What you have to do: In the listing, locate the line containing "Output the text content of this document.", then quote it and all following lines exactly. Omit pictures.

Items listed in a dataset

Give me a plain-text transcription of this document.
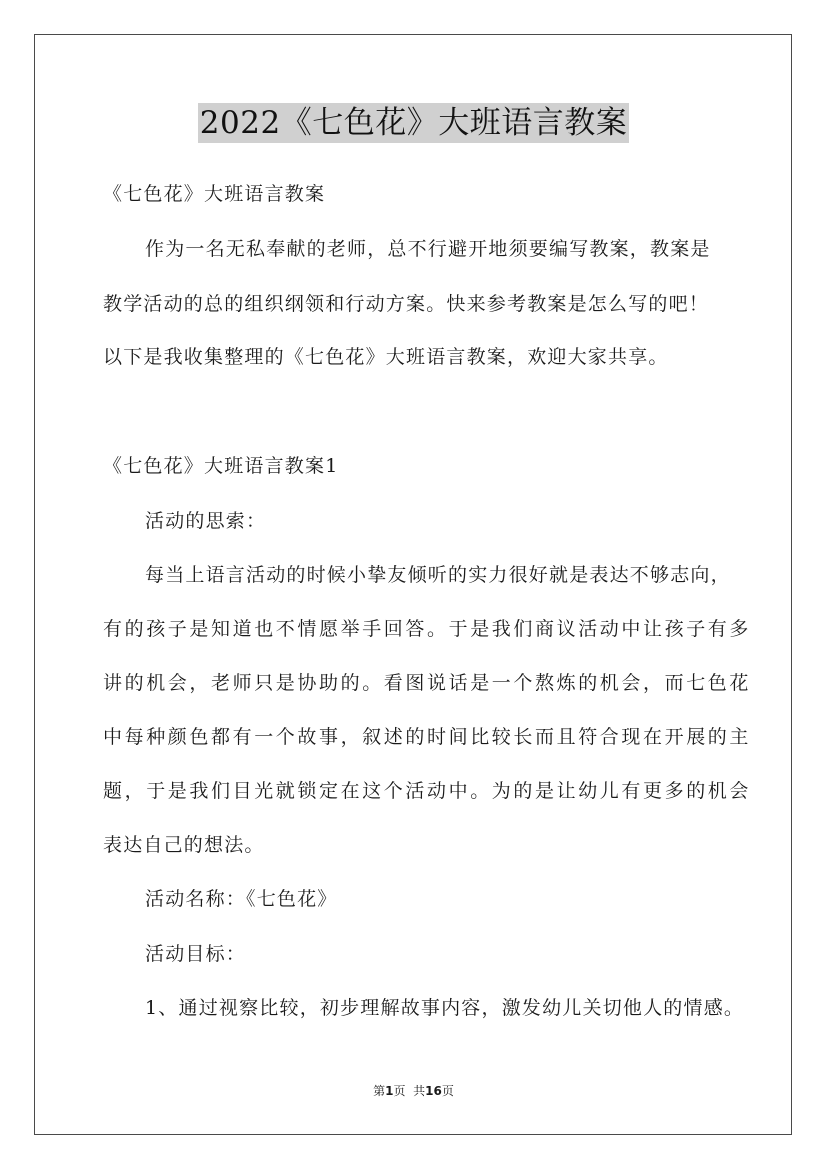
2022《七色花》大班语言教案
《七色花》大班语言教案
作为一名无私奉献的老师，总不行避开地须要编写教案，教案是
教学活动的总的组织纲领和行动方案。快来参考教案是怎么写的吧！
以下是我收集整理的《七色花》大班语言教案，欢迎大家共享。
《七色花》大班语言教案1
活动的思索：
每当上语言活动的时候小挚友倾听的实力很好就是表达不够志向，
有的孩子是知道也不情愿举手回答。于是我们商议活动中让孩子有多
讲的机会，老师只是协助的。看图说话是一个熬炼的机会，而七色花
中每种颜色都有一个故事，叙述的时间比较长而且符合现在开展的主
题，于是我们目光就锁定在这个活动中。为的是让幼儿有更多的机会
表达自己的想法。
活动名称：《七色花》
活动目标：
1、通过视察比较，初步理解故事内容，激发幼儿关切他人的情感。
第1页  共16页
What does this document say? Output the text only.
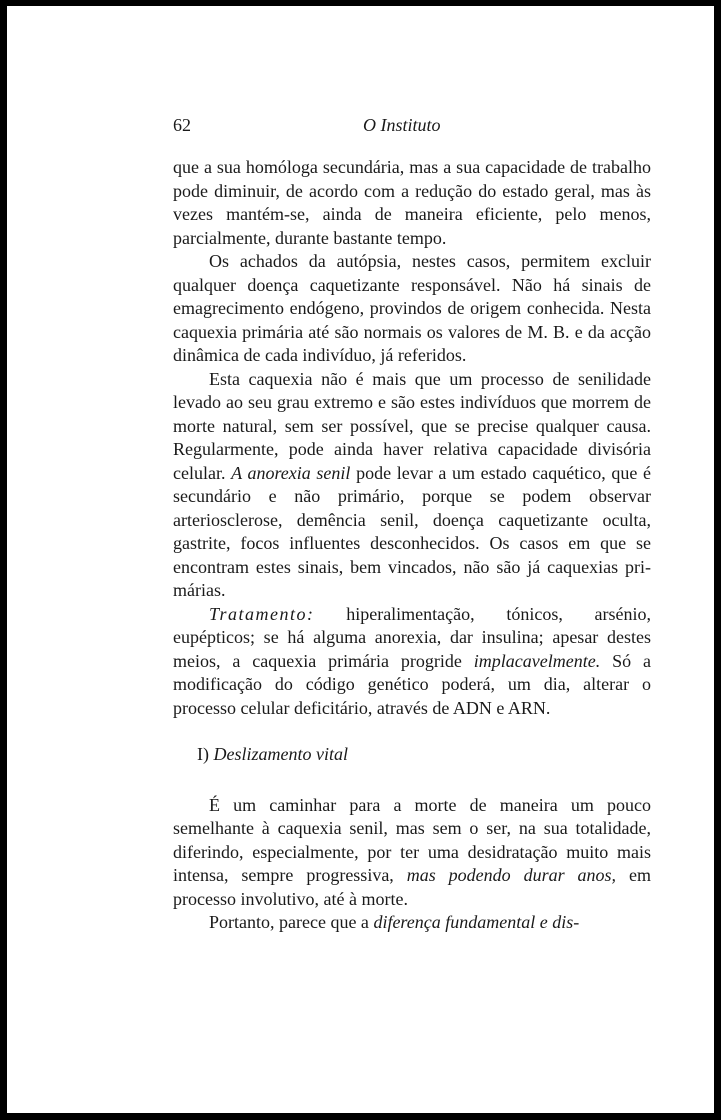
62	O Instituto

que a sua homóloga secundária, mas a sua capacidade de trabalho pode diminuir, de acordo com a redução do estado geral, mas às vezes mantém-se, ainda de maneira eficiente, pelo menos, parcialmente, durante bastante tempo.

Os achados da autópsia, nestes casos, permitem excluir qualquer doença caquetizante responsável. Não há sinais de emagrecimento endógeno, provindos de origem conhecida. Nesta caquexia primária até são normais os valores de M. B. e da acção dinâmica de cada indivíduo, já referidos.

Esta caquexia não é mais que um processo de senilidade levado ao seu grau extremo e são estes indivíduos que morrem de morte natural, sem ser possível, que se precise qualquer causa. Regularmente, pode ainda haver relativa capacidade divisória celular. A anorexia senil pode levar a um estado caquético, que é secundário e não primário, porque se podem observar arteriosclerose, demência senil, doença caquetizante oculta, gastrite, focos influentes desconhecidos. Os casos em que se encontram estes sinais, bem vincados, não são já caquexias primárias.

Tratamento: hiperalimentação, tónicos, arsénio, eupépticos; se há alguma anorexia, dar insulina; apesar destes meios, a caquexia primária progride implacavelmente. Só a modificação do código genético poderá, um dia, alterar o processo celular deficitário, através de ADN e ARN.

I) Deslizamento vital

É um caminhar para a morte de maneira um pouco semelhante à caquexia senil, mas sem o ser, na sua totalidade, diferindo, especialmente, por ter uma desidratação muito mais intensa, sempre progressiva, mas podendo durar anos, em processo involutivo, até à morte.

Portanto, parece que a diferença fundamental e dis-
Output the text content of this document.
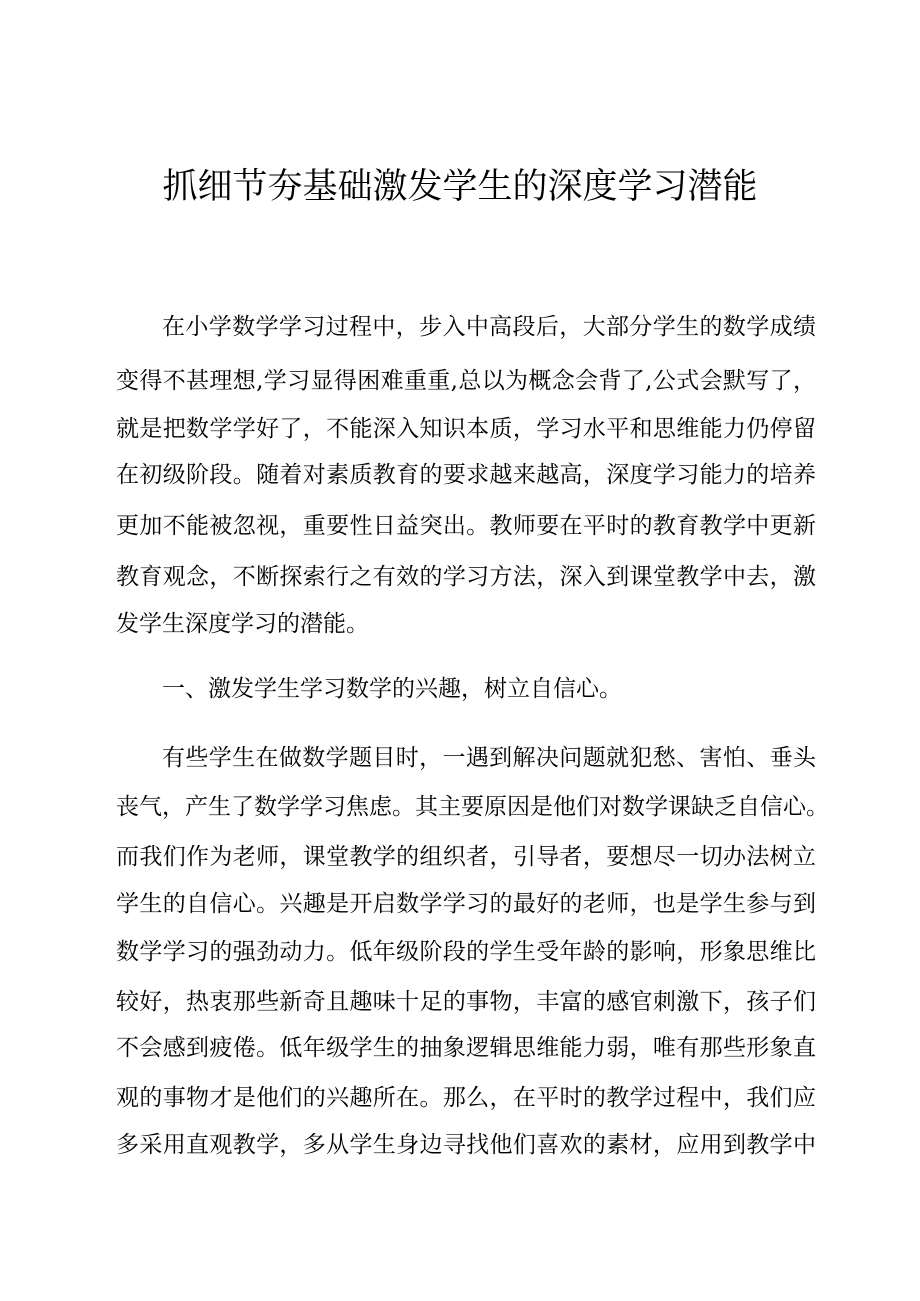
抓细节夯基础激发学生的深度学习潜能

在小学数学学习过程中，步入中高段后，大部分学生的数学成绩

变得不甚理想,学习显得困难重重,总以为概念会背了,公式会默写了，

就是把数学学好了，不能深入知识本质，学习水平和思维能力仍停留

在初级阶段。随着对素质教育的要求越来越高，深度学习能力的培养

更加不能被忽视，重要性日益突出。教师要在平时的教育教学中更新

教育观念，不断探索行之有效的学习方法，深入到课堂教学中去，激

发学生深度学习的潜能。

一、激发学生学习数学的兴趣，树立自信心。

有些学生在做数学题目时，一遇到解决问题就犯愁、害怕、垂头

丧气，产生了数学学习焦虑。其主要原因是他们对数学课缺乏自信心。

而我们作为老师，课堂教学的组织者，引导者，要想尽一切办法树立

学生的自信心。兴趣是开启数学学习的最好的老师，也是学生参与到

数学学习的强劲动力。低年级阶段的学生受年龄的影响，形象思维比

较好，热衷那些新奇且趣味十足的事物，丰富的感官刺激下，孩子们

不会感到疲倦。低年级学生的抽象逻辑思维能力弱，唯有那些形象直

观的事物才是他们的兴趣所在。那么，在平时的教学过程中，我们应

多采用直观教学，多从学生身边寻找他们喜欢的素材，应用到教学中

Answer to this task:
Output the text content of this document.
抓细节夯基础激发学生的深度学习潜能

在小学数学学习过程中，步入中高段后，大部分学生的数学成绩

变得不甚理想,学习显得困难重重,总以为概念会背了,公式会默写了，

就是把数学学好了，不能深入知识本质，学习水平和思维能力仍停留

在初级阶段。随着对素质教育的要求越来越高，深度学习能力的培养

更加不能被忽视，重要性日益突出。教师要在平时的教育教学中更新

教育观念，不断探索行之有效的学习方法，深入到课堂教学中去，激

发学生深度学习的潜能。

一、激发学生学习数学的兴趣，树立自信心。

有些学生在做数学题目时，一遇到解决问题就犯愁、害怕、垂头

丧气，产生了数学学习焦虑。其主要原因是他们对数学课缺乏自信心。

而我们作为老师，课堂教学的组织者，引导者，要想尽一切办法树立

学生的自信心。兴趣是开启数学学习的最好的老师，也是学生参与到

数学学习的强劲动力。低年级阶段的学生受年龄的影响，形象思维比

较好，热衷那些新奇且趣味十足的事物，丰富的感官刺激下，孩子们

不会感到疲倦。低年级学生的抽象逻辑思维能力弱，唯有那些形象直

观的事物才是他们的兴趣所在。那么，在平时的教学过程中，我们应

多采用直观教学，多从学生身边寻找他们喜欢的素材，应用到教学中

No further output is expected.